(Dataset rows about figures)
○ ○ ○ ○

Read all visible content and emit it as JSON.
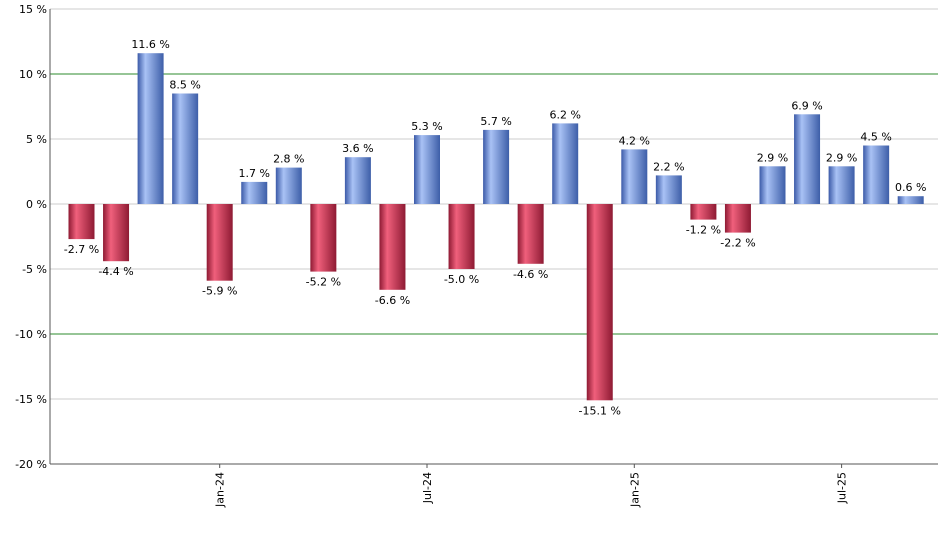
{
  "chart_data": {
    "type": "bar",
    "ylim": [
      -20,
      15
    ],
    "yticks": [
      15,
      10,
      5,
      0,
      -5,
      -10,
      -15,
      -20
    ],
    "ytick_labels": [
      "15 %",
      "10 %",
      "5 %",
      "0 %",
      "-5 %",
      "-10 %",
      "-15 %",
      "-20 %"
    ],
    "xtick_labels": [
      "Jan-24",
      "Jul-24",
      "Jan-25",
      "Jul-25"
    ],
    "xtick_bar_index": [
      4,
      10,
      16,
      22
    ],
    "values": [
      -2.7,
      -4.4,
      11.6,
      8.5,
      -5.9,
      1.7,
      2.8,
      -5.2,
      3.6,
      -6.6,
      5.3,
      -5.0,
      5.7,
      -4.6,
      6.2,
      -15.1,
      4.2,
      2.2,
      -1.2,
      -2.2,
      2.9,
      6.9,
      2.9,
      4.5,
      0.6
    ],
    "value_labels": [
      "-2.7 %",
      "-4.4 %",
      "11.6 %",
      "8.5 %",
      "-5.9 %",
      "1.7 %",
      "2.8 %",
      "-5.2 %",
      "3.6 %",
      "-6.6 %",
      "5.3 %",
      "-5.0 %",
      "5.7 %",
      "-4.6 %",
      "6.2 %",
      "-15.1 %",
      "4.2 %",
      "2.2 %",
      "-1.2 %",
      "-2.2 %",
      "2.9 %",
      "6.9 %",
      "2.9 %",
      "4.5 %",
      "0.6 %"
    ],
    "reference_lines": [
      10,
      -10
    ],
    "grid": true,
    "colors": {
      "positive": "#6f8fd8",
      "negative": "#c8364f",
      "reference": "#2e8b2e",
      "grid": "#cccccc",
      "axis": "#555555"
    }
  }
}
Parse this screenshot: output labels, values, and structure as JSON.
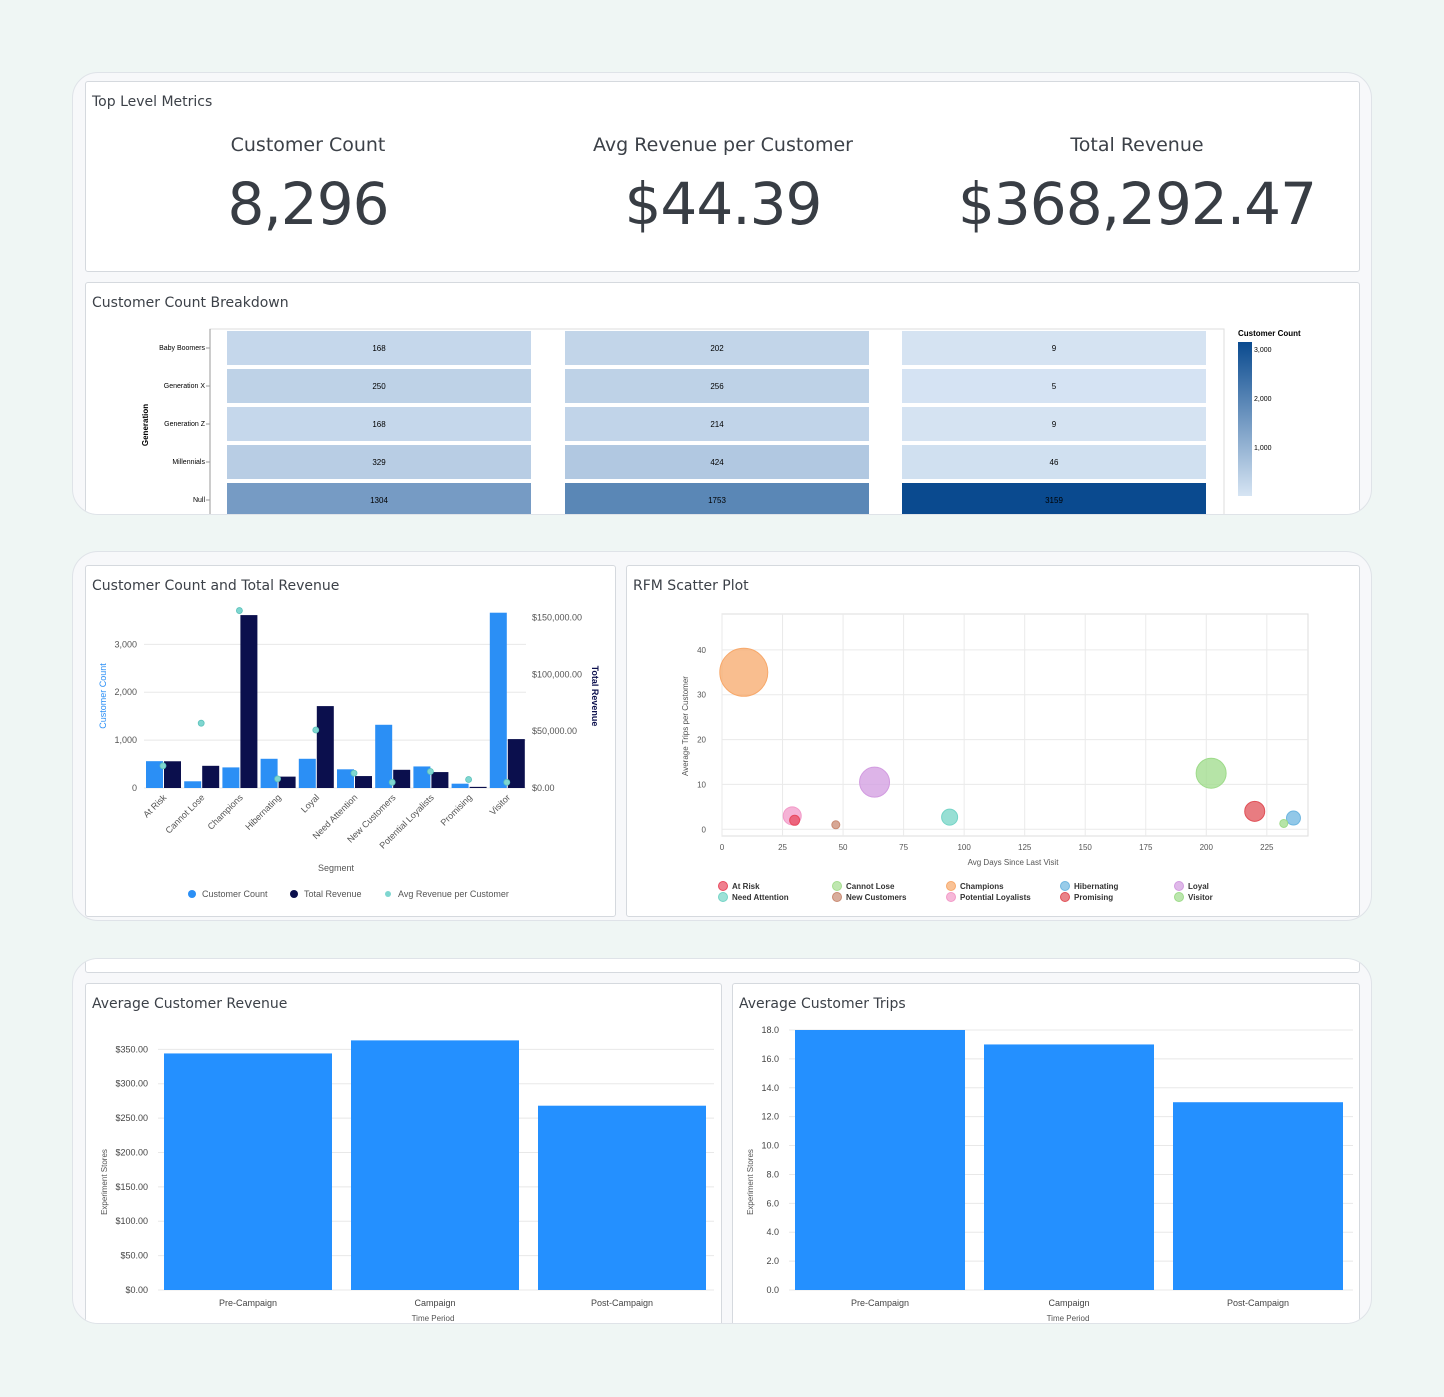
{
  "metrics": {
    "title": "Top Level Metrics",
    "items": [
      {
        "label": "Customer Count",
        "value": "8,296"
      },
      {
        "label": "Avg Revenue per Customer",
        "value": "$44.39"
      },
      {
        "label": "Total Revenue",
        "value": "$368,292.47"
      }
    ]
  },
  "breakdown": {
    "title": "Customer Count Breakdown",
    "chart_data": {
      "type": "heatmap",
      "ylabel": "Generation",
      "rows": [
        "Baby Boomers",
        "Generation X",
        "Generation Z",
        "Millennials",
        "Null"
      ],
      "values": [
        [
          168,
          202,
          9
        ],
        [
          250,
          256,
          5
        ],
        [
          168,
          214,
          9
        ],
        [
          329,
          424,
          46
        ],
        [
          1304,
          1753,
          3159
        ]
      ],
      "legend_title": "Customer Count",
      "legend_ticks": [
        "3,000",
        "2,000",
        "1,000"
      ],
      "colors": {
        "low": "#d6e4f3",
        "high": "#0a4a8f"
      }
    }
  },
  "combo": {
    "title": "Customer Count and Total Revenue",
    "chart_data": {
      "type": "bar",
      "categories": [
        "At Risk",
        "Cannot Lose",
        "Champions",
        "Hibernating",
        "Loyal",
        "Need Attention",
        "New Customers",
        "Potential Loyalists",
        "Promising",
        "Visitor"
      ],
      "series": [
        {
          "name": "Customer Count",
          "axis": "left",
          "color": "#2b8ff5",
          "values": [
            560,
            140,
            430,
            610,
            610,
            390,
            1320,
            450,
            90,
            3660
          ]
        },
        {
          "name": "Total Revenue",
          "axis": "right",
          "color": "#0b0f4d",
          "values": [
            23500,
            19500,
            152000,
            10000,
            72000,
            10500,
            16000,
            14000,
            1000,
            43000
          ]
        },
        {
          "name": "Avg Revenue per Customer",
          "axis": "right",
          "color": "#7fd6d0",
          "values": [
            19500,
            57000,
            156000,
            8000,
            51000,
            13000,
            5000,
            14500,
            7500,
            5000
          ]
        }
      ],
      "xlabel": "Segment",
      "ylabel": "Customer Count",
      "y2label": "Total Revenue",
      "ylim": [
        0,
        3800
      ],
      "y2lim": [
        0,
        160000
      ],
      "yticks": [
        "0",
        "1,000",
        "2,000",
        "3,000"
      ],
      "y2ticks": [
        "$0.00",
        "$50,000.00",
        "$100,000.00",
        "$150,000.00"
      ]
    }
  },
  "scatter": {
    "title": "RFM Scatter Plot",
    "chart_data": {
      "type": "scatter",
      "xlabel": "Avg Days Since Last Visit",
      "ylabel": "Average Trips per Customer",
      "xlim": [
        0,
        242
      ],
      "ylim": [
        -1.5,
        48
      ],
      "xticks": [
        "0",
        "25",
        "50",
        "75",
        "100",
        "125",
        "150",
        "175",
        "200",
        "225"
      ],
      "yticks": [
        "0",
        "10",
        "20",
        "30",
        "40"
      ],
      "points": [
        {
          "name": "Champions",
          "x": 9,
          "y": 35,
          "r": 24,
          "color": "#f7a86a"
        },
        {
          "name": "Potential Loyalists",
          "x": 29,
          "y": 3,
          "r": 9,
          "color": "#f29ac8"
        },
        {
          "name": "At Risk",
          "x": 30,
          "y": 2,
          "r": 5,
          "color": "#e84a5f"
        },
        {
          "name": "New Customers",
          "x": 47,
          "y": 1,
          "r": 4,
          "color": "#c98a72"
        },
        {
          "name": "Loyal",
          "x": 63,
          "y": 10.5,
          "r": 15,
          "color": "#d29be0"
        },
        {
          "name": "Need Attention",
          "x": 94,
          "y": 2.7,
          "r": 8,
          "color": "#74d4c6"
        },
        {
          "name": "Visitor",
          "x": 202,
          "y": 12.5,
          "r": 15,
          "color": "#9edb8a"
        },
        {
          "name": "Promising",
          "x": 220,
          "y": 4,
          "r": 10,
          "color": "#e05057"
        },
        {
          "name": "Hibernating",
          "x": 236,
          "y": 2.5,
          "r": 7,
          "color": "#6eb6e0"
        },
        {
          "name": "Cannot Lose",
          "x": 232,
          "y": 1.3,
          "r": 4,
          "color": "#9edb8a"
        }
      ],
      "legend": [
        {
          "name": "At Risk",
          "color": "#e84a5f"
        },
        {
          "name": "Cannot Lose",
          "color": "#a4dd8e"
        },
        {
          "name": "Champions",
          "color": "#f7a86a"
        },
        {
          "name": "Hibernating",
          "color": "#6eb6e0"
        },
        {
          "name": "Loyal",
          "color": "#d29be0"
        },
        {
          "name": "Need Attention",
          "color": "#74d4c6"
        },
        {
          "name": "New Customers",
          "color": "#c98a72"
        },
        {
          "name": "Potential Loyalists",
          "color": "#f29ac8"
        },
        {
          "name": "Promising",
          "color": "#e05057"
        },
        {
          "name": "Visitor",
          "color": "#9edb8a"
        }
      ]
    }
  },
  "avg_revenue": {
    "title": "Average Customer Revenue",
    "chart_data": {
      "type": "bar",
      "categories": [
        "Pre-Campaign",
        "Campaign",
        "Post-Campaign"
      ],
      "values": [
        344,
        363,
        268
      ],
      "ylim": [
        0,
        365
      ],
      "yticks": [
        "$0.00",
        "$50.00",
        "$100.00",
        "$150.00",
        "$200.00",
        "$250.00",
        "$300.00",
        "$350.00"
      ],
      "xlabel": "Time Period",
      "ylabel": "Experiment Stores",
      "color": "#2490ff"
    }
  },
  "avg_trips": {
    "title": "Average Customer Trips",
    "chart_data": {
      "type": "bar",
      "categories": [
        "Pre-Campaign",
        "Campaign",
        "Post-Campaign"
      ],
      "values": [
        18,
        17,
        13
      ],
      "ylim": [
        0,
        18
      ],
      "yticks": [
        "0.0",
        "2.0",
        "4.0",
        "6.0",
        "8.0",
        "10.0",
        "12.0",
        "14.0",
        "16.0",
        "18.0"
      ],
      "xlabel": "Time Period",
      "ylabel": "Experiment Stores",
      "color": "#2490ff"
    }
  }
}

○ ○ ○ ○

# The exercise
Pull out each line holding the string "JSON".

# Written solution
Read all visible content and emit it as JSON.
Parse this screenshot: output labels, values, and structure as JSON.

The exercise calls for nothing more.